** Instructions for the task **
Output all entries verbatim. Skip pictures.

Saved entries
►
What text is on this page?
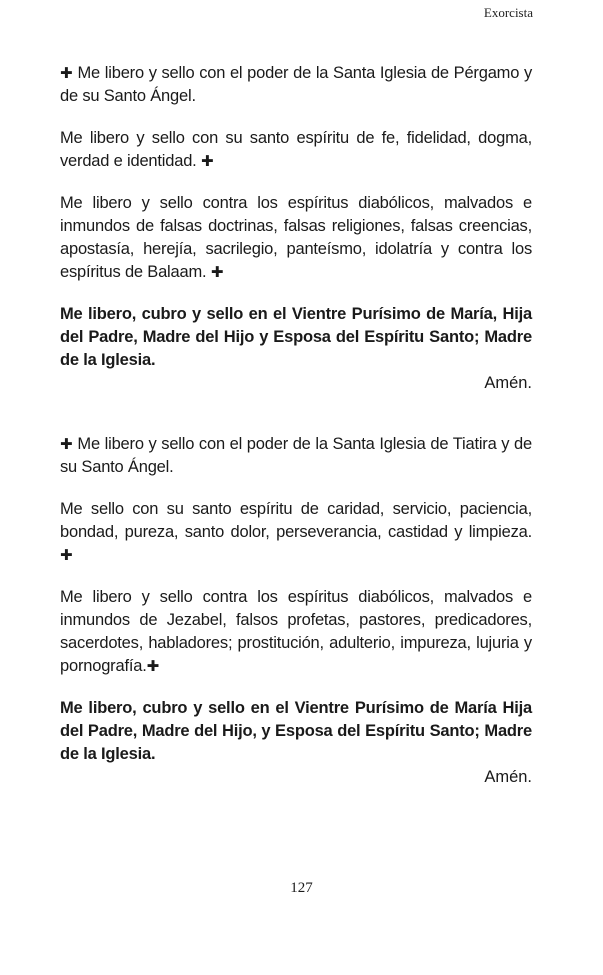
Exorcista

✚ Me libero y sello con el poder de la Santa Iglesia de Pérgamo y de su Santo Ángel.

Me libero y sello con su santo espíritu de fe, fidelidad, dogma, verdad e identidad. ✚

Me libero y sello contra los espíritus diabólicos, malvados e inmundos de falsas doctrinas, falsas religiones, falsas creencias, apostasía, herejía, sacrilegio, panteísmo, idolatría y contra los espíritus de Balaam. ✚

Me libero, cubro y sello en el Vientre Purísimo de María, Hija del Padre, Madre del Hijo y Esposa del Espíritu Santo; Madre de la Iglesia.

Amén.

✚ Me libero y sello con el poder de la Santa Iglesia de Tiatira y de su Santo Ángel.

Me sello con su santo espíritu de caridad, servicio, paciencia, bondad, pureza, santo dolor, perseverancia, castidad y limpieza. ✚

Me libero y sello contra los espíritus diabólicos, malvados e inmundos de Jezabel, falsos profetas, pastores, predicadores, sacerdotes, habladores; prostitución, adulterio, impureza, lujuria y pornografía.✚

Me libero, cubro y sello en el Vientre Purísimo de María Hija del Padre, Madre del Hijo, y Esposa del Espíritu Santo; Madre de la Iglesia.

Amén.

127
◄
** In response **
What text is on this page?
Exorcista

✚ Me libero y sello con el poder de la Santa Iglesia de Pérgamo y de su Santo Ángel.

Me libero y sello con su santo espíritu de fe, fidelidad, dogma, verdad e identidad. ✚

Me libero y sello contra los espíritus diabólicos, malvados e inmundos de falsas doctrinas, falsas religiones, falsas creencias, apostasía, herejía, sacrilegio, panteísmo, idolatría y contra los espíritus de Balaam. ✚

Me libero, cubro y sello en el Vientre Purísimo de María, Hija del Padre, Madre del Hijo y Esposa del Espíritu Santo; Madre de la Iglesia.

Amén.

✚ Me libero y sello con el poder de la Santa Iglesia de Tiatira y de su Santo Ángel.

Me sello con su santo espíritu de caridad, servicio, paciencia, bondad, pureza, santo dolor, perseverancia, castidad y limpieza. ✚

Me libero y sello contra los espíritus diabólicos, malvados e inmundos de Jezabel, falsos profetas, pastores, predicadores, sacerdotes, habladores; prostitución, adulterio, impureza, lujuria y pornografía.✚

Me libero, cubro y sello en el Vientre Purísimo de María Hija del Padre, Madre del Hijo, y Esposa del Espíritu Santo; Madre de la Iglesia.

Amén.

127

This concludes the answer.